▶ **EXERCISE PROMPT**
Go through the records below line by line, counting those that contain the word "this"; answer with the count only.
-- INFORMATION SUPPLIED start --
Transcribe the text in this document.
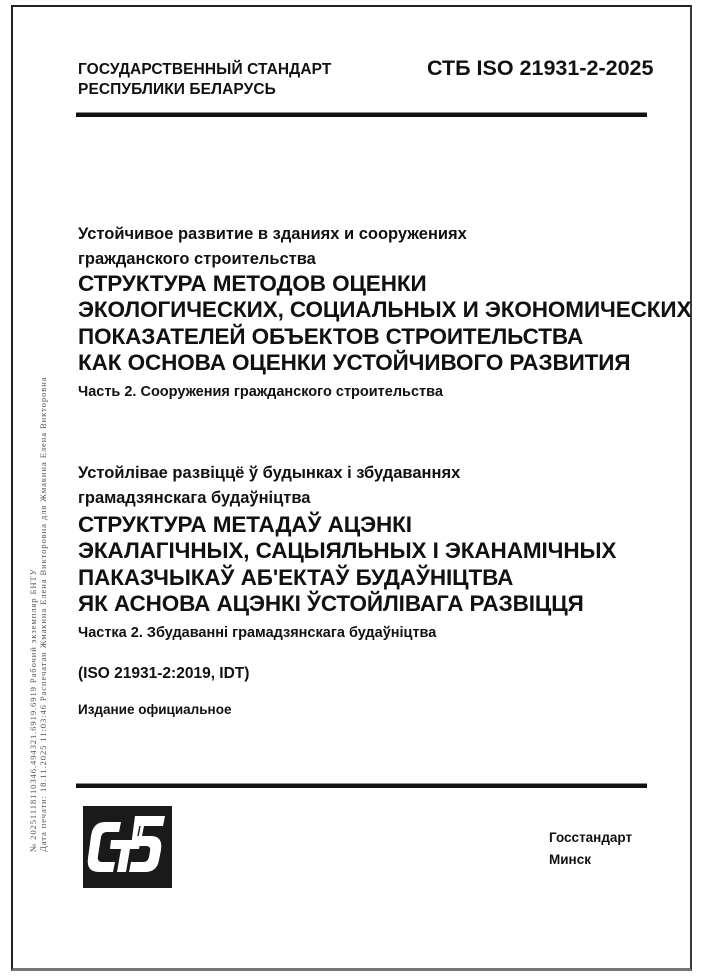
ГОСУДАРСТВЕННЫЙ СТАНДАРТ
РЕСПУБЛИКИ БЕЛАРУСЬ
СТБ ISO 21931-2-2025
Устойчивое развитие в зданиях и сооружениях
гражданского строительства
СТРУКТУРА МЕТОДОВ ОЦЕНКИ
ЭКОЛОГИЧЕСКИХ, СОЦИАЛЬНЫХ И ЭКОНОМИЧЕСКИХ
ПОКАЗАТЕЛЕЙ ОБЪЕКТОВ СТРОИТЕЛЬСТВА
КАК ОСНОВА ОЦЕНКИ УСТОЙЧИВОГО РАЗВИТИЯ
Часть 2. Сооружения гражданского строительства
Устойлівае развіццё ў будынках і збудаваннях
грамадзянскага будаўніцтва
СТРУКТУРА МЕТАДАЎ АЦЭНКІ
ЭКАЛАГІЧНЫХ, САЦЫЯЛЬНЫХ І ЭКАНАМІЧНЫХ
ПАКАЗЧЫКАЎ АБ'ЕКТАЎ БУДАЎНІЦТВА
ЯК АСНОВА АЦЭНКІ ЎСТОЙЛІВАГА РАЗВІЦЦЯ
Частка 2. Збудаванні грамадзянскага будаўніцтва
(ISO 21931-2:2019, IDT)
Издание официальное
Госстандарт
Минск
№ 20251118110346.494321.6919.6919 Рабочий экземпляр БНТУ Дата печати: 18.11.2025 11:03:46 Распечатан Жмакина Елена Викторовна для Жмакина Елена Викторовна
-- INFORMATION SUPPLIED end --
-- INFORMATION SUPPLIED start --
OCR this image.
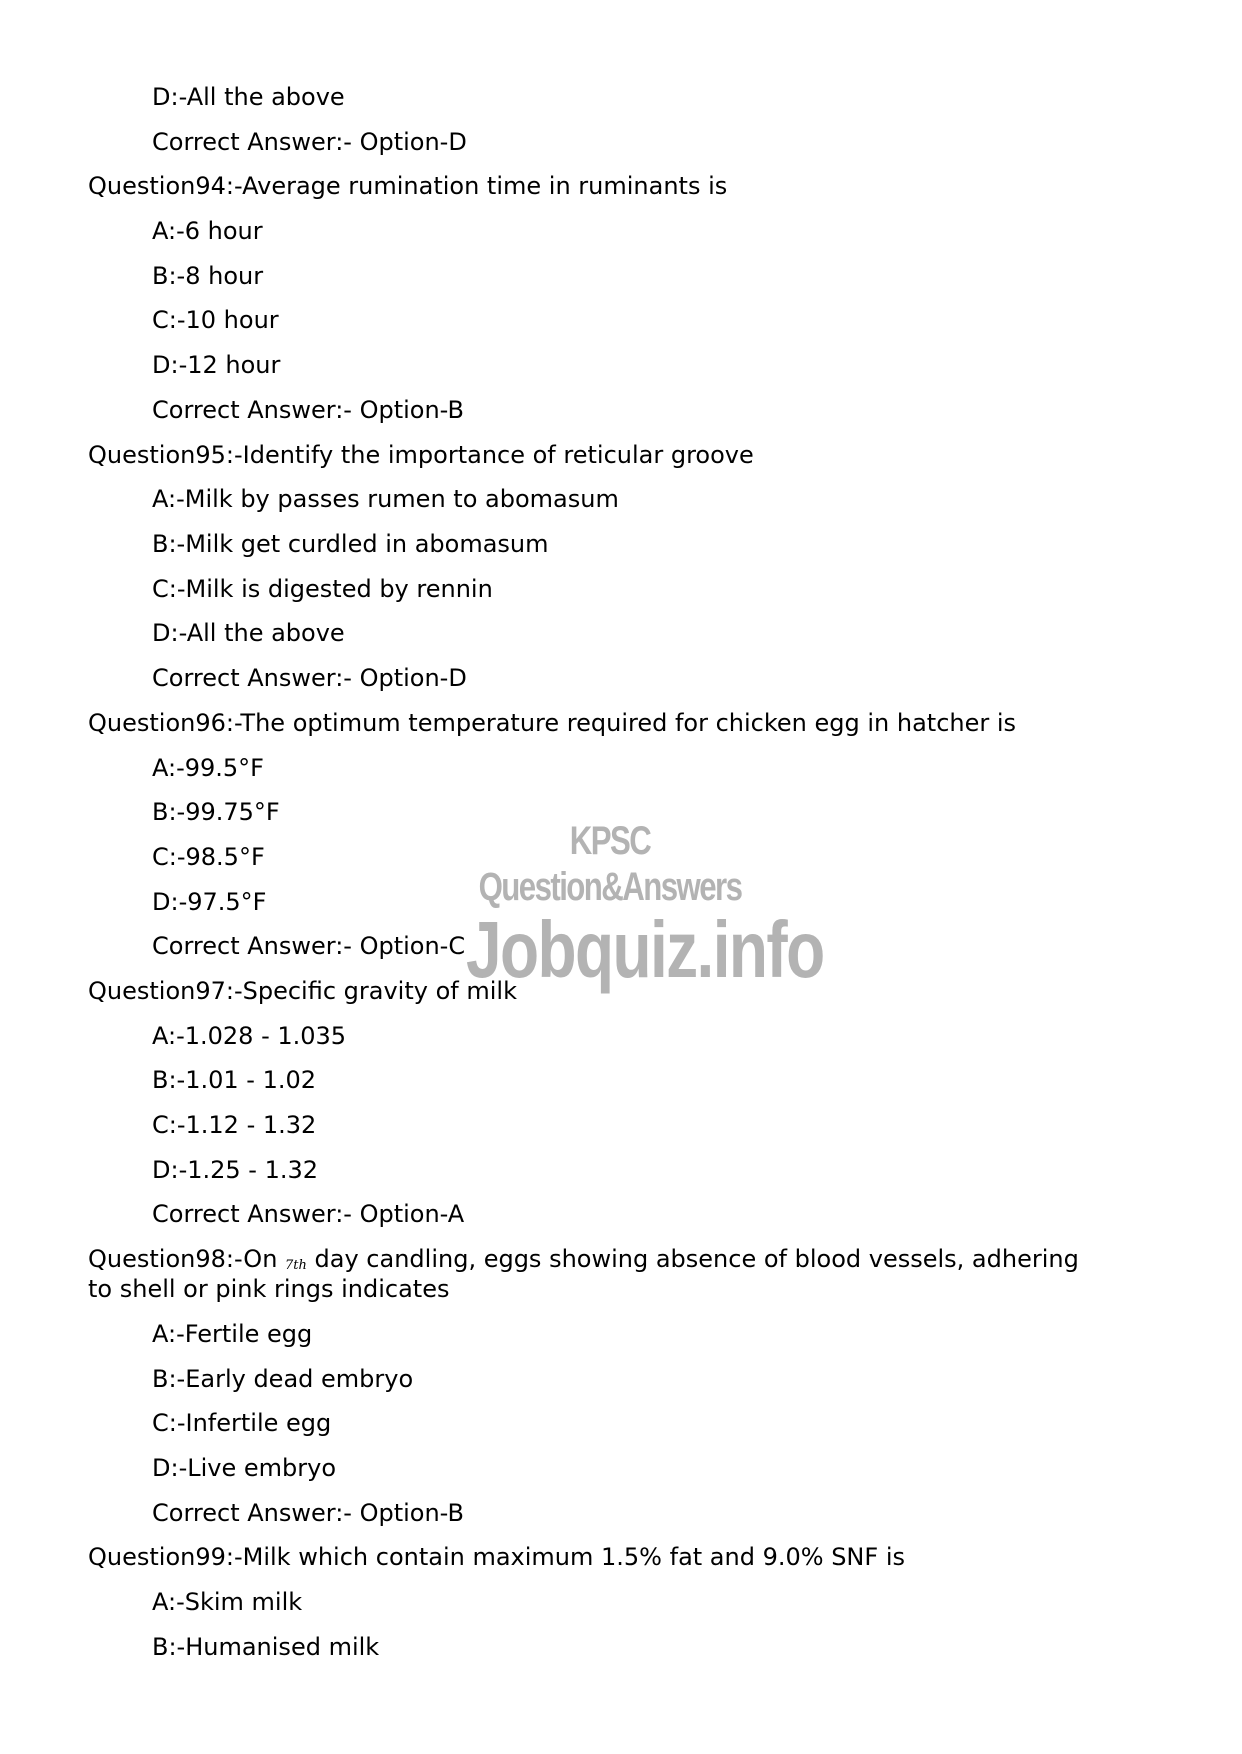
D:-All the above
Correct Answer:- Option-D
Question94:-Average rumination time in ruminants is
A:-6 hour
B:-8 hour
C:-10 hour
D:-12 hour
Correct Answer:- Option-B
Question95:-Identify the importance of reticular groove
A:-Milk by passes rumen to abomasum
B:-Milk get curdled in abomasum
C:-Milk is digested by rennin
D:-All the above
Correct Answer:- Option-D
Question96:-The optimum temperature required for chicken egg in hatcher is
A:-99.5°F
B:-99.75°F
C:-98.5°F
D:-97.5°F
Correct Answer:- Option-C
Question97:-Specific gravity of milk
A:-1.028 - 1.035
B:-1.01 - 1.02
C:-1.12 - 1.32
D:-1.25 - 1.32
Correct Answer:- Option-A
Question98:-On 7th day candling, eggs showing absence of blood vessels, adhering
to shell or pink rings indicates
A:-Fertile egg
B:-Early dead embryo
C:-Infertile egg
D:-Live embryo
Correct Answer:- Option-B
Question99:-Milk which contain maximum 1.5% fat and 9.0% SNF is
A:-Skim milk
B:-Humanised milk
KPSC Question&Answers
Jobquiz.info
-- INFORMATION SUPPLIED end --
-- INFORMATION SUPPLIED start --
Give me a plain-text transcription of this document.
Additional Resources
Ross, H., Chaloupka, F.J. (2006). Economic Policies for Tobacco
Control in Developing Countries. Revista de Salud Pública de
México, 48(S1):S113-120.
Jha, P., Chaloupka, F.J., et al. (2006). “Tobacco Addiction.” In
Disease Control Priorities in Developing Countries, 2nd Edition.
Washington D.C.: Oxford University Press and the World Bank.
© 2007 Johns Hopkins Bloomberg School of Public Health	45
-- INFORMATION SUPPLIED end --
▶ **OUTPUT BELOW**
3